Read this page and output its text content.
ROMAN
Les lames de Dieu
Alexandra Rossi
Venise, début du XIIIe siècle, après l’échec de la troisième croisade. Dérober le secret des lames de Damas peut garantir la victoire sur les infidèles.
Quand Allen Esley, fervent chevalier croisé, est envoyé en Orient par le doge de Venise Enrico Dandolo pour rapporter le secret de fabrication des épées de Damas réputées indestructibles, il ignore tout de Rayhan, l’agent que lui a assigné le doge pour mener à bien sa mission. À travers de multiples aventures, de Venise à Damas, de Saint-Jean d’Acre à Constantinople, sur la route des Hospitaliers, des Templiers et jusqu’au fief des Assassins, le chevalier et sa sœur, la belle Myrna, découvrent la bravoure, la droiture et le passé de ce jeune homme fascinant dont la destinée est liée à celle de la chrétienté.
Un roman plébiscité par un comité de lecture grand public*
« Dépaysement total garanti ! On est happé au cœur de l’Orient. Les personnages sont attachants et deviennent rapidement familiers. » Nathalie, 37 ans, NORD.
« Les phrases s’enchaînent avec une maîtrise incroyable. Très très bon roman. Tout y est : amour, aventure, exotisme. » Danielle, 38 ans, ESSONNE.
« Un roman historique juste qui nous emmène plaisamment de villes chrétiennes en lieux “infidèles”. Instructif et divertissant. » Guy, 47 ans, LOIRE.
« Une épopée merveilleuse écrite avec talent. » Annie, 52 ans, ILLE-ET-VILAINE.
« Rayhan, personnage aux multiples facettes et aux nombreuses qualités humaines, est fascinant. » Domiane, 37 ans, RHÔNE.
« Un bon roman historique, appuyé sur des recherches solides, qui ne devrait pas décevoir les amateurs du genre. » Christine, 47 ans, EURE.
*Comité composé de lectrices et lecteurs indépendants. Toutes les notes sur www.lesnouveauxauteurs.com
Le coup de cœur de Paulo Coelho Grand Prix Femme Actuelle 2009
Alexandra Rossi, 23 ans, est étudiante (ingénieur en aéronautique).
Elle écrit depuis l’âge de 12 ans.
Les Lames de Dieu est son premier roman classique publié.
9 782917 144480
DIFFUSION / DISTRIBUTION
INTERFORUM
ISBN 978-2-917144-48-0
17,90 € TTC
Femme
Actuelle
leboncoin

· · ·

YOUR GOAL =
Repeat every entry exactly as written above.

RESPONSE TO THE TASK =
Read this page and output its text content.
ROMAN
Les lames de Dieu
Alexandra Rossi
Venise, début du XIIIe siècle, après l’échec de la troisième croisade. Dérober le secret des lames de Damas peut garantir la victoire sur les infidèles.
Quand Allen Esley, fervent chevalier croisé, est envoyé en Orient par le doge de Venise Enrico Dandolo pour rapporter le secret de fabrication des épées de Damas réputées indestructibles, il ignore tout de Rayhan, l’agent que lui a assigné le doge pour mener à bien sa mission. À travers de multiples aventures, de Venise à Damas, de Saint-Jean d’Acre à Constantinople, sur la route des Hospitaliers, des Templiers et jusqu’au fief des Assassins, le chevalier et sa sœur, la belle Myrna, découvrent la bravoure, la droiture et le passé de ce jeune homme fascinant dont la destinée est liée à celle de la chrétienté.
Un roman plébiscité par un comité de lecture grand public*
« Dépaysement total garanti ! On est happé au cœur de l’Orient. Les personnages sont attachants et deviennent rapidement familiers. » Nathalie, 37 ans, NORD.
« Les phrases s’enchaînent avec une maîtrise incroyable. Très très bon roman. Tout y est : amour, aventure, exotisme. » Danielle, 38 ans, ESSONNE.
« Un roman historique juste qui nous emmène plaisamment de villes chrétiennes en lieux “infidèles”. Instructif et divertissant. » Guy, 47 ans, LOIRE.
« Une épopée merveilleuse écrite avec talent. » Annie, 52 ans, ILLE-ET-VILAINE.
« Rayhan, personnage aux multiples facettes et aux nombreuses qualités humaines, est fascinant. » Domiane, 37 ans, RHÔNE.
« Un bon roman historique, appuyé sur des recherches solides, qui ne devrait pas décevoir les amateurs du genre. » Christine, 47 ans, EURE.
*Comité composé de lectrices et lecteurs indépendants. Toutes les notes sur www.lesnouveauxauteurs.com
Le coup de cœur de Paulo Coelho Grand Prix Femme Actuelle 2009
Alexandra Rossi, 23 ans, est étudiante (ingénieur en aéronautique).
Elle écrit depuis l’âge de 12 ans.
Les Lames de Dieu est son premier roman classique publié.
9 782917 144480
DIFFUSION / DISTRIBUTION
INTERFORUM
ISBN 978-2-917144-48-0
17,90 € TTC
Femme
Actuelle
leboncoin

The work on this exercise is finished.